» Stated problem
Count the lines that hold the string "label". Reply with the number alone.

— start of Dataset rows —

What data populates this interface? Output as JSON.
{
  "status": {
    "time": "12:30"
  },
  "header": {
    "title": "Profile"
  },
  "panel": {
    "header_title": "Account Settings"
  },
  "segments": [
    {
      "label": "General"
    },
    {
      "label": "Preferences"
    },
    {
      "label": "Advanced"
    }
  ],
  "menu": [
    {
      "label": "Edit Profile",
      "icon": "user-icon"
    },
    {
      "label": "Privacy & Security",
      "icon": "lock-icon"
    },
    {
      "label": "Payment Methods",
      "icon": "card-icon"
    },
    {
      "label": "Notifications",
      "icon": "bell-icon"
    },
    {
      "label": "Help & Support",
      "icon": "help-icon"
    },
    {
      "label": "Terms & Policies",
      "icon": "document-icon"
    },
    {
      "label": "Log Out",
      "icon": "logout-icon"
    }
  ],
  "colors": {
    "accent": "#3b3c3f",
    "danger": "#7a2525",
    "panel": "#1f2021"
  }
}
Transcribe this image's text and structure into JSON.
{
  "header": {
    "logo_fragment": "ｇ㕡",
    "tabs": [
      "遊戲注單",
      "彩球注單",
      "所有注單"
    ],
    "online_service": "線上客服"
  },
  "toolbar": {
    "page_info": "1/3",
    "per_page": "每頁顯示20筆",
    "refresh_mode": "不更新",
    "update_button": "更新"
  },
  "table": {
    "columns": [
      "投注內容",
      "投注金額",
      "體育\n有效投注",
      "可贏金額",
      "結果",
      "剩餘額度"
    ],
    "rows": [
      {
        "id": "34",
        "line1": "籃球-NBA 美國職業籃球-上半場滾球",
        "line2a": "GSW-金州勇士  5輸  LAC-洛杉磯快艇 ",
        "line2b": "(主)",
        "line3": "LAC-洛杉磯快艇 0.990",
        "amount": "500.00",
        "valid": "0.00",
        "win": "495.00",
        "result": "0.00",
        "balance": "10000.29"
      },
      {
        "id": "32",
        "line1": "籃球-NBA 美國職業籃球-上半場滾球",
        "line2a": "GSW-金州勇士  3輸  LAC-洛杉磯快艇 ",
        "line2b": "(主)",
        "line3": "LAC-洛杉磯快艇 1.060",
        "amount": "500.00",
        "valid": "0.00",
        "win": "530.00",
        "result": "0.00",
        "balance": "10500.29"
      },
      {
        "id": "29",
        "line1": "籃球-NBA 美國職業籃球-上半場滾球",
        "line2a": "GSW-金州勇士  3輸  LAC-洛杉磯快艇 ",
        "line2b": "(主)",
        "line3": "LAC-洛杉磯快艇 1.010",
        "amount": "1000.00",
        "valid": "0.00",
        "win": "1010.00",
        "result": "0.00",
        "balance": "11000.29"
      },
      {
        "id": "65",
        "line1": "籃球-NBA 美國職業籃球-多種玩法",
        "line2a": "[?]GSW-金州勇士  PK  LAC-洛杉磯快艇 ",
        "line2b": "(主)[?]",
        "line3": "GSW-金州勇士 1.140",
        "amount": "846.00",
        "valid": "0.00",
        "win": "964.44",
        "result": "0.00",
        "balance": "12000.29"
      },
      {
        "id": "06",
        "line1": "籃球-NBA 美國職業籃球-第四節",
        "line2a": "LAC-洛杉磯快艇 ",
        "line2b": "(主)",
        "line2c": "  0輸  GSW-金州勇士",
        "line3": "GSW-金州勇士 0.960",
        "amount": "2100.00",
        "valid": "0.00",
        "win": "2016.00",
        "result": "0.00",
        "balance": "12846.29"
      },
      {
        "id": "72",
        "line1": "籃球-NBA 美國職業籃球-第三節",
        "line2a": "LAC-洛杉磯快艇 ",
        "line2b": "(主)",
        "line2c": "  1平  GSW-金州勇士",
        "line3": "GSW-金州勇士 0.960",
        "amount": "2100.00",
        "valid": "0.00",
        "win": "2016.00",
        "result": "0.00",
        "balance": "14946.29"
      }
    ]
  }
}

— end of Dataset rows —

» Full response
10